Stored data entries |

*-*-*

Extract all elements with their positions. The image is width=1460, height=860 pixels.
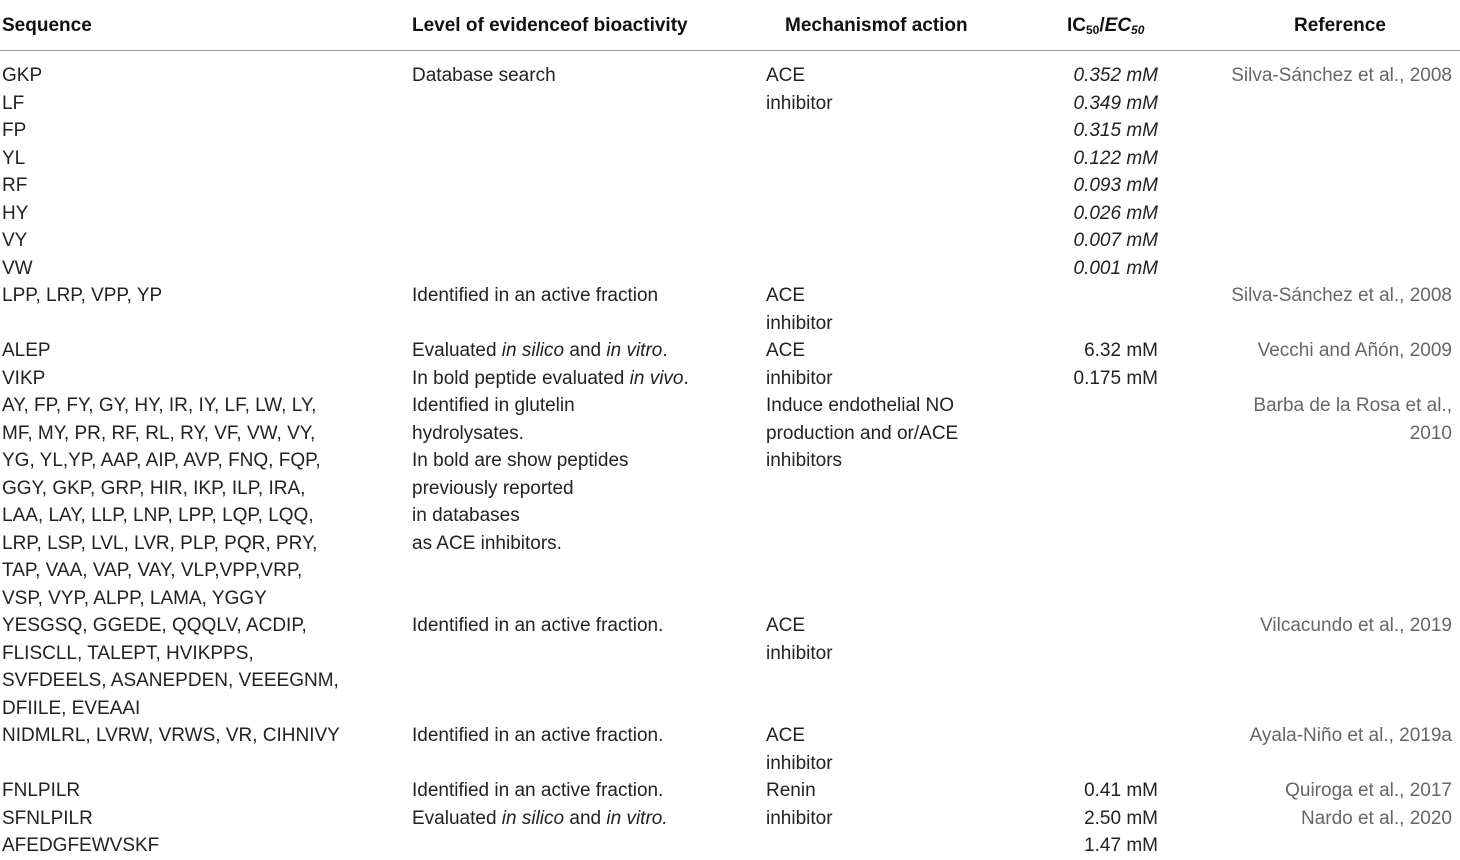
mechanism-cell: ACE xyxy=(766,65,806,86)
mechanism-cell: inhibitors xyxy=(766,450,843,471)
reference-cell: 2010 xyxy=(1409,422,1452,444)
reference-cell: Quiroga et al., 2017 xyxy=(1285,780,1452,801)
header-rule xyxy=(0,50,1460,51)
ic50-cell: 1.47 mM xyxy=(1084,835,1158,856)
text-segment: Evaluated xyxy=(412,340,502,361)
mechanism-cell: ACE xyxy=(766,615,806,636)
sequence-cell: HY xyxy=(2,202,29,224)
sequence-cell: LPP, LRP, VPP, YP xyxy=(2,285,163,306)
ic50-cell: 0.315 mM xyxy=(1073,120,1158,141)
ic50-cell: 0.001 mM xyxy=(1073,257,1158,279)
mechanism-cell: inhibitor xyxy=(766,312,833,334)
mechanism-cell: ACE xyxy=(766,285,806,306)
text-segment: and xyxy=(564,807,607,829)
evidence-cell: in databases xyxy=(412,505,520,526)
ic50-cell: 0.026 mM xyxy=(1073,202,1158,224)
mechanism-cell: inhibitor xyxy=(766,807,833,829)
evidence-cell: In bold are show peptides xyxy=(412,450,629,471)
mechanism-cell: Induce endothelial NO xyxy=(766,395,955,416)
header-mechanism: Mechanismof action xyxy=(785,15,968,36)
reference-cell: Ayala-Niño et al., 2019a xyxy=(1249,725,1452,746)
mechanism-cell: Renin xyxy=(766,780,816,801)
evidence-cell: hydrolysates. xyxy=(412,422,524,444)
sequence-cell: GGY, GKP, GRP, HIR, IKP, ILP, IRA, xyxy=(2,477,306,499)
text-segment: in silico xyxy=(501,807,565,829)
sequence-cell: SVFDEELS, ASANEPDEN, VEEEGNM, xyxy=(2,670,339,691)
ic50-cell: 0.093 mM xyxy=(1073,175,1158,196)
text-segment: in vivo xyxy=(629,367,684,389)
ic50-cell: 6.32 mM xyxy=(1084,340,1158,361)
sequence-cell: YL xyxy=(2,147,26,169)
evidence-cell xyxy=(412,805,668,833)
ic50-cell: 0.007 mM xyxy=(1073,230,1158,251)
ic50-cell: 2.50 mM xyxy=(1084,807,1158,829)
reference-cell: Nardo et al., 2020 xyxy=(1300,807,1452,829)
text-segment: in vitro. xyxy=(606,807,668,829)
text-segment: Evaluated xyxy=(412,807,502,829)
table-header xyxy=(0,0,1460,50)
text-segment: in vitro xyxy=(606,340,663,361)
reference-cell: Vilcacundo et al., 2019 xyxy=(1260,615,1452,636)
ic50-cell: 0.349 mM xyxy=(1073,92,1158,114)
evidence-cell xyxy=(412,365,689,393)
sequence-cell: ALEP xyxy=(2,340,51,361)
text-segment: and xyxy=(564,340,607,361)
sequence-cell: SFNLPILR xyxy=(2,807,93,829)
sequence-cell: VY xyxy=(2,230,28,251)
evidence-cell: Identified in an active fraction xyxy=(412,285,659,306)
sequence-cell: LRP, LSP, LVL, LVR, PLP, PQR, PRY, xyxy=(2,532,318,554)
reference-cell: Silva-Sánchez et al., 2008 xyxy=(1231,285,1452,306)
ic50-cell: 0.41 mM xyxy=(1084,780,1158,801)
sequence-cell: RF xyxy=(2,175,28,196)
text-segment: in silico xyxy=(501,340,565,361)
mechanism-cell: inhibitor xyxy=(766,752,833,774)
sequence-cell: FP xyxy=(2,120,27,141)
evidence-cell: Database search xyxy=(412,65,556,86)
reference-cell: Barba de la Rosa et al., xyxy=(1253,395,1452,416)
reference-cell: Vecchi and Añón, 2009 xyxy=(1257,340,1452,361)
mechanism-cell: ACE xyxy=(766,340,806,361)
sequence-cell: MF, MY, PR, RF, RL, RY, VF, VW, VY, xyxy=(2,422,316,444)
header-sequence: Sequence xyxy=(2,15,92,36)
sequence-cell: LF xyxy=(2,92,25,114)
evidence-cell: Identified in glutelin xyxy=(412,395,575,416)
text-segment: . xyxy=(683,367,689,389)
text-segment: In bold peptide evaluated xyxy=(412,367,630,389)
evidence-cell: Identified in an active fraction. xyxy=(412,725,664,746)
sequence-cell: LAA, LAY, LLP, LNP, LPP, LQP, LQQ, xyxy=(2,505,314,526)
ic50-cell: 0.175 mM xyxy=(1073,367,1158,389)
sequence-cell: AFEDGFEWVSKF xyxy=(2,835,160,856)
mechanism-cell: inhibitor xyxy=(766,92,833,114)
sequence-cell: VW xyxy=(2,257,33,279)
header-ic50-ec50: $IC_{50}/EC_{50}$ xyxy=(1067,15,1145,37)
sequence-cell: DFIILE, EVEAAI xyxy=(2,697,141,719)
mechanism-cell: inhibitor xyxy=(766,642,833,664)
header-evidence: Level of evidenceof bioactivity xyxy=(412,15,688,36)
evidence-cell: previously reported xyxy=(412,477,574,499)
sequence-cell: TAP, VAA, VAP, VAY, VLP,VPP,VRP, xyxy=(2,560,303,581)
sequence-cell: AY, FP, FY, GY, HY, IR, IY, LF, LW, LY, xyxy=(2,395,317,416)
sequence-cell: VSP, VYP, ALPP, LAMA, YGGY xyxy=(2,587,267,609)
sequence-cell: YESGSQ, GGEDE, QQQLV, ACDIP, xyxy=(2,615,307,636)
sequence-cell: FNLPILR xyxy=(2,780,81,801)
mechanism-cell: production and or/ACE xyxy=(766,422,959,444)
mechanism-cell: inhibitor xyxy=(766,367,833,389)
text-segment: . xyxy=(662,340,668,361)
mechanism-cell: ACE xyxy=(766,725,806,746)
evidence-cell: as ACE inhibitors. xyxy=(412,532,562,554)
sequence-cell: FLISCLL, TALEPT, HVIKPPS, xyxy=(2,642,254,664)
sequence-cell: VIKP xyxy=(2,367,46,389)
evidence-cell: Identified in an active fraction. xyxy=(412,780,664,801)
ic50-cell: 0.352 mM xyxy=(1073,65,1158,86)
sequence-cell: NIDMLRL, LVRW, VRWS, VR, CIHNIVY xyxy=(2,725,340,746)
sequence-cell: YG, YL,YP, AAP, AIP, AVP, FNQ, FQP, xyxy=(2,450,321,471)
ic50-cell: 0.122 mM xyxy=(1073,147,1158,169)
sequence-cell: GKP xyxy=(2,65,43,86)
evidence-cell: Identified in an active fraction. xyxy=(412,615,664,636)
evidence-cell xyxy=(412,337,668,365)
reference-cell: Silva-Sánchez et al., 2008 xyxy=(1231,65,1452,86)
header-reference: Reference xyxy=(1294,15,1386,36)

*-*-*

All lines of the records above that contain the word "vitro" are to be copied out.

text-segment: in vitro. xyxy=(606,807,668,829)
text-segment: in vitro xyxy=(606,340,663,361)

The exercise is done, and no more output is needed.